• RAW DATA
+===+
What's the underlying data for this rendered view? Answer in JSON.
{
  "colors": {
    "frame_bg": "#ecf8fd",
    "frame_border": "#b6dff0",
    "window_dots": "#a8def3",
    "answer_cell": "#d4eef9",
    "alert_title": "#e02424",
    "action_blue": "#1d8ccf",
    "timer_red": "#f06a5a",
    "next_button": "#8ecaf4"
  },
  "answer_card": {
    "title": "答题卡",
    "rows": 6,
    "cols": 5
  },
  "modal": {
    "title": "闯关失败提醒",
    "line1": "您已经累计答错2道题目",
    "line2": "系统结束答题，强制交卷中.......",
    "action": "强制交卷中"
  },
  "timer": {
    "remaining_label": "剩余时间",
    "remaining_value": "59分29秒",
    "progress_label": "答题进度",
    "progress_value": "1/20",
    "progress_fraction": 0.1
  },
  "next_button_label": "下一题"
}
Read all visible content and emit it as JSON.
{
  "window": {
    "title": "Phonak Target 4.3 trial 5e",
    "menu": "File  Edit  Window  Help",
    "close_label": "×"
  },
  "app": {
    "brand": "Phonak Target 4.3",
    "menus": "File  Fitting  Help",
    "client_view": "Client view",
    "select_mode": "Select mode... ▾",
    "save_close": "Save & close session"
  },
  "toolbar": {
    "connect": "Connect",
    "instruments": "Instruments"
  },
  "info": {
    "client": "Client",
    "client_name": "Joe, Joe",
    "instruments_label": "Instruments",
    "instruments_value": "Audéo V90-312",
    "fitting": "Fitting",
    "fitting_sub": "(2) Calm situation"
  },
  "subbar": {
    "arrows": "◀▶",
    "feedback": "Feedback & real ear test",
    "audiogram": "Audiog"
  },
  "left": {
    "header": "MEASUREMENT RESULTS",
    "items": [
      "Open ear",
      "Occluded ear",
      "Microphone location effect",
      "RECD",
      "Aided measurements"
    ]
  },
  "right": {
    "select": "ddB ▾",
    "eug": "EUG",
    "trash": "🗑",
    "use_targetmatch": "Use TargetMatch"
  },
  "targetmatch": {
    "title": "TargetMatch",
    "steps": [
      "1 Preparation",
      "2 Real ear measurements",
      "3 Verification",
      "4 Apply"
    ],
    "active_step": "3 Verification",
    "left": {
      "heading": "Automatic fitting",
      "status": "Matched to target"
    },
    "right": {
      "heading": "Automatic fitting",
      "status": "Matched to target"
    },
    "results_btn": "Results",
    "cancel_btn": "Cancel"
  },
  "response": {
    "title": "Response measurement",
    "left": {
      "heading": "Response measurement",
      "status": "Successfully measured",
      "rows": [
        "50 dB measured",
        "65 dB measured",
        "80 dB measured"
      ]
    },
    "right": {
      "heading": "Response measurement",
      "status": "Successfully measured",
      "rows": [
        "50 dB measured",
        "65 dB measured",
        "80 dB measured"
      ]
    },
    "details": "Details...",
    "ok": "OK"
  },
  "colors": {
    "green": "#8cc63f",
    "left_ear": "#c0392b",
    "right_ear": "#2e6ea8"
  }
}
+===+
• WHAT YOU SHOULD DO
Read through the data and copy every line where "Phonak" shows up.

• EXERCISE OUTPUT
    "title": "Phonak Target 4.3 trial 5e",
    "brand": "Phonak Target 4.3",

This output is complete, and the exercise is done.